What you are asked to do.
A faithful transcription of all the data is required.

↓↓↓

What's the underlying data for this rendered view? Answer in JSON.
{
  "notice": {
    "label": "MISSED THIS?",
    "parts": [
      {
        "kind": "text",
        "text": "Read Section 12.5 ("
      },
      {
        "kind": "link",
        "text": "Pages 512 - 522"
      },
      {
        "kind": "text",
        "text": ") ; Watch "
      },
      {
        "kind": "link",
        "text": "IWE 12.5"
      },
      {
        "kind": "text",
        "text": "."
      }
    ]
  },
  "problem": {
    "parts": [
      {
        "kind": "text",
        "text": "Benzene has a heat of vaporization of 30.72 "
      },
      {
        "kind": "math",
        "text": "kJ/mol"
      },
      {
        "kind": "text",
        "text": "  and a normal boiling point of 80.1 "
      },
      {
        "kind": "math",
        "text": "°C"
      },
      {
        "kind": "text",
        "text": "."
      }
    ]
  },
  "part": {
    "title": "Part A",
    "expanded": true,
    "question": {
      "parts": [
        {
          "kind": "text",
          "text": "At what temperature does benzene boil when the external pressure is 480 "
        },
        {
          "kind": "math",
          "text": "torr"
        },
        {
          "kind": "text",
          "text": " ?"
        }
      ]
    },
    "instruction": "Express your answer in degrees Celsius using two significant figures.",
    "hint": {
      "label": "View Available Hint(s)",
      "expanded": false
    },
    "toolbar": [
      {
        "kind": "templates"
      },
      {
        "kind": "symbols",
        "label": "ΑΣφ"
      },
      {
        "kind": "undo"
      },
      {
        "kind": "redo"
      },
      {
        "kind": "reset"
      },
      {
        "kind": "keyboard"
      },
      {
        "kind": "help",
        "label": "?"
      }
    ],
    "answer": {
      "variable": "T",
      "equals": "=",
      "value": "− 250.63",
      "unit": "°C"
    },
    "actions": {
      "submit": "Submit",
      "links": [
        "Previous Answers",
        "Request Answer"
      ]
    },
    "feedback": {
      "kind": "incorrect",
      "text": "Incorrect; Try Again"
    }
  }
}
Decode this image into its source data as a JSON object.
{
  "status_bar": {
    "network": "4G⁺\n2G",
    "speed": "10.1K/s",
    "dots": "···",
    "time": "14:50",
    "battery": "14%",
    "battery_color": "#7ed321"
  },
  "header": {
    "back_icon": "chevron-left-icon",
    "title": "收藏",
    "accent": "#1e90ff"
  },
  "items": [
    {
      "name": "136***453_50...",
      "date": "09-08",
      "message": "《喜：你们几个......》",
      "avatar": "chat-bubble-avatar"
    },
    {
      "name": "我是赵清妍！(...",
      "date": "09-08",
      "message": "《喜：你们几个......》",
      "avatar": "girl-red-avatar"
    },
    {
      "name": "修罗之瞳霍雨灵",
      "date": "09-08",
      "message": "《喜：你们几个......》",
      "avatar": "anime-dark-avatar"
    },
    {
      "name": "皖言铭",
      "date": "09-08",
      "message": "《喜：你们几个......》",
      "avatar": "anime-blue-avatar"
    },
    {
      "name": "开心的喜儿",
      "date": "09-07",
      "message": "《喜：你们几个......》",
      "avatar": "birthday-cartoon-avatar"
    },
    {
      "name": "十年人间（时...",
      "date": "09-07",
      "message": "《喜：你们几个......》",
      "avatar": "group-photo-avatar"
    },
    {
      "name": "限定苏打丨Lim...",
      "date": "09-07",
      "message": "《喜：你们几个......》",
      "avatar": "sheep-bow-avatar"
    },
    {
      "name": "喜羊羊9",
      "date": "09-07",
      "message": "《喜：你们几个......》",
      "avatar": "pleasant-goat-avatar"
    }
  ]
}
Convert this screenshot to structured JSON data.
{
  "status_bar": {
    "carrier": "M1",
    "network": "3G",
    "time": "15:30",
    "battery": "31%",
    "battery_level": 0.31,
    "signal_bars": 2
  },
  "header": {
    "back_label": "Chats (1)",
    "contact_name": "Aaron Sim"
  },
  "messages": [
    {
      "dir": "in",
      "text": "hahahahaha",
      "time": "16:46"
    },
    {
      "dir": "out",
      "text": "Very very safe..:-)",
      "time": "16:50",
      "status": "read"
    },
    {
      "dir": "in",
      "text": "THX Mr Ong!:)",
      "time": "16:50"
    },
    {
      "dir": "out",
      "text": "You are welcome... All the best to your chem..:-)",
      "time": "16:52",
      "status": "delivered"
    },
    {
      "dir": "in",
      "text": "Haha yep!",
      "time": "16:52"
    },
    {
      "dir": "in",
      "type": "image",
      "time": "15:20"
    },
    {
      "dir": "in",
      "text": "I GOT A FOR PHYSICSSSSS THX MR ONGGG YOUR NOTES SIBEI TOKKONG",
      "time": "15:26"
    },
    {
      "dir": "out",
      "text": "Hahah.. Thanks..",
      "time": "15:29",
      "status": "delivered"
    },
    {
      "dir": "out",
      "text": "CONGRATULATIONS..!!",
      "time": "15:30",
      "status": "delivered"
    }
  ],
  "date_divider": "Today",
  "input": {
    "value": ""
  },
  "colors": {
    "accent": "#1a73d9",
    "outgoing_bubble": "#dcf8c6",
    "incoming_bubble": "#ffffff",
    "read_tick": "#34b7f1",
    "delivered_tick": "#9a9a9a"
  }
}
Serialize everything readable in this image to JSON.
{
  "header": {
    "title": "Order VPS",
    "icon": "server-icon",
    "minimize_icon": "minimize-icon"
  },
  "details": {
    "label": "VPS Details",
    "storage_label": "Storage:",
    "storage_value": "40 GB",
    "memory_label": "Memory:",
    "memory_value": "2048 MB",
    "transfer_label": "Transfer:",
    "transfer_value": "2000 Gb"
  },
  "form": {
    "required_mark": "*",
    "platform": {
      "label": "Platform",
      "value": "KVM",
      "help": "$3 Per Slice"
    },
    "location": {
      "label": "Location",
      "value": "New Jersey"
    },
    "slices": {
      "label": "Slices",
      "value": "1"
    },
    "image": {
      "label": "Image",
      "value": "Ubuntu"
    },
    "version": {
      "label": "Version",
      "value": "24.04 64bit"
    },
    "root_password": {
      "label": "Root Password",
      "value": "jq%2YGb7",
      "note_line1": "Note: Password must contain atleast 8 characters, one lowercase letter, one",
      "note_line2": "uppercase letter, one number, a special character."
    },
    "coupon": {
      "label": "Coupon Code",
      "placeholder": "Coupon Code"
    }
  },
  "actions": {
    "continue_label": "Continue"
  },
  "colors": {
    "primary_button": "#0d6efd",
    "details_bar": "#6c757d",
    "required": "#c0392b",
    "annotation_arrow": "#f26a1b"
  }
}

↑↑↑

Answer to the task.
What's the underlying data for this rendered view? Answer in JSON.
{
  "notice": {
    "label": "MISSED THIS?",
    "parts": [
      {
        "kind": "text",
        "text": "Read Section 12.5 ("
      },
      {
        "kind": "link",
        "text": "Pages 512 - 522"
      },
      {
        "kind": "text",
        "text": ") ; Watch "
      },
      {
        "kind": "link",
        "text": "IWE 12.5"
      },
      {
        "kind": "text",
        "text": "."
      }
    ]
  },
  "problem": {
    "parts": [
      {
        "kind": "text",
        "text": "Benzene has a heat of vaporization of 30.72 "
      },
      {
        "kind": "math",
        "text": "kJ/mol"
      },
      {
        "kind": "text",
        "text": "  and a normal boiling point of 80.1 "
      },
      {
        "kind": "math",
        "text": "°C"
      },
      {
        "kind": "text",
        "text": "."
      }
    ]
  },
  "part": {
    "title": "Part A",
    "expanded": true,
    "question": {
      "parts": [
        {
          "kind": "text",
          "text": "At what temperature does benzene boil when the external pressure is 480 "
        },
        {
          "kind": "math",
          "text": "torr"
        },
        {
          "kind": "text",
          "text": " ?"
        }
      ]
    },
    "instruction": "Express your answer in degrees Celsius using two significant figures.",
    "hint": {
      "label": "View Available Hint(s)",
      "expanded": false
    },
    "toolbar": [
      {
        "kind": "templates"
      },
      {
        "kind": "symbols",
        "label": "ΑΣφ"
      },
      {
        "kind": "undo"
      },
      {
        "kind": "redo"
      },
      {
        "kind": "reset"
      },
      {
        "kind": "keyboard"
      },
      {
        "kind": "help",
        "label": "?"
      }
    ],
    "answer": {
      "variable": "T",
      "equals": "=",
      "value": "− 250.63",
      "unit": "°C"
    },
    "actions": {
      "submit": "Submit",
      "links": [
        "Previous Answers",
        "Request Answer"
      ]
    },
    "feedback": {
      "kind": "incorrect",
      "text": "Incorrect; Try Again"
    }
  }
}
Decode this image into its source data as a JSON object.
{
  "status_bar": {
    "network": "4G⁺\n2G",
    "speed": "10.1K/s",
    "dots": "···",
    "time": "14:50",
    "battery": "14%",
    "battery_color": "#7ed321"
  },
  "header": {
    "back_icon": "chevron-left-icon",
    "title": "收藏",
    "accent": "#1e90ff"
  },
  "items": [
    {
      "name": "136***453_50...",
      "date": "09-08",
      "message": "《喜：你们几个......》",
      "avatar": "chat-bubble-avatar"
    },
    {
      "name": "我是赵清妍！(...",
      "date": "09-08",
      "message": "《喜：你们几个......》",
      "avatar": "girl-red-avatar"
    },
    {
      "name": "修罗之瞳霍雨灵",
      "date": "09-08",
      "message": "《喜：你们几个......》",
      "avatar": "anime-dark-avatar"
    },
    {
      "name": "皖言铭",
      "date": "09-08",
      "message": "《喜：你们几个......》",
      "avatar": "anime-blue-avatar"
    },
    {
      "name": "开心的喜儿",
      "date": "09-07",
      "message": "《喜：你们几个......》",
      "avatar": "birthday-cartoon-avatar"
    },
    {
      "name": "十年人间（时...",
      "date": "09-07",
      "message": "《喜：你们几个......》",
      "avatar": "group-photo-avatar"
    },
    {
      "name": "限定苏打丨Lim...",
      "date": "09-07",
      "message": "《喜：你们几个......》",
      "avatar": "sheep-bow-avatar"
    },
    {
      "name": "喜羊羊9",
      "date": "09-07",
      "message": "《喜：你们几个......》",
      "avatar": "pleasant-goat-avatar"
    }
  ]
}
Convert this screenshot to structured JSON data.
{
  "status_bar": {
    "carrier": "M1",
    "network": "3G",
    "time": "15:30",
    "battery": "31%",
    "battery_level": 0.31,
    "signal_bars": 2
  },
  "header": {
    "back_label": "Chats (1)",
    "contact_name": "Aaron Sim"
  },
  "messages": [
    {
      "dir": "in",
      "text": "hahahahaha",
      "time": "16:46"
    },
    {
      "dir": "out",
      "text": "Very very safe..:-)",
      "time": "16:50",
      "status": "read"
    },
    {
      "dir": "in",
      "text": "THX Mr Ong!:)",
      "time": "16:50"
    },
    {
      "dir": "out",
      "text": "You are welcome... All the best to your chem..:-)",
      "time": "16:52",
      "status": "delivered"
    },
    {
      "dir": "in",
      "text": "Haha yep!",
      "time": "16:52"
    },
    {
      "dir": "in",
      "type": "image",
      "time": "15:20"
    },
    {
      "dir": "in",
      "text": "I GOT A FOR PHYSICSSSSS THX MR ONGGG YOUR NOTES SIBEI TOKKONG",
      "time": "15:26"
    },
    {
      "dir": "out",
      "text": "Hahah.. Thanks..",
      "time": "15:29",
      "status": "delivered"
    },
    {
      "dir": "out",
      "text": "CONGRATULATIONS..!!",
      "time": "15:30",
      "status": "delivered"
    }
  ],
  "date_divider": "Today",
  "input": {
    "value": ""
  },
  "colors": {
    "accent": "#1a73d9",
    "outgoing_bubble": "#dcf8c6",
    "incoming_bubble": "#ffffff",
    "read_tick": "#34b7f1",
    "delivered_tick": "#9a9a9a"
  }
}
Serialize everything readable in this image to JSON.
{
  "header": {
    "title": "Order VPS",
    "icon": "server-icon",
    "minimize_icon": "minimize-icon"
  },
  "details": {
    "label": "VPS Details",
    "storage_label": "Storage:",
    "storage_value": "40 GB",
    "memory_label": "Memory:",
    "memory_value": "2048 MB",
    "transfer_label": "Transfer:",
    "transfer_value": "2000 Gb"
  },
  "form": {
    "required_mark": "*",
    "platform": {
      "label": "Platform",
      "value": "KVM",
      "help": "$3 Per Slice"
    },
    "location": {
      "label": "Location",
      "value": "New Jersey"
    },
    "slices": {
      "label": "Slices",
      "value": "1"
    },
    "image": {
      "label": "Image",
      "value": "Ubuntu"
    },
    "version": {
      "label": "Version",
      "value": "24.04 64bit"
    },
    "root_password": {
      "label": "Root Password",
      "value": "jq%2YGb7",
      "note_line1": "Note: Password must contain atleast 8 characters, one lowercase letter, one",
      "note_line2": "uppercase letter, one number, a special character."
    },
    "coupon": {
      "label": "Coupon Code",
      "placeholder": "Coupon Code"
    }
  },
  "actions": {
    "continue_label": "Continue"
  },
  "colors": {
    "primary_button": "#0d6efd",
    "details_bar": "#6c757d",
    "required": "#c0392b",
    "annotation_arrow": "#f26a1b"
  }
}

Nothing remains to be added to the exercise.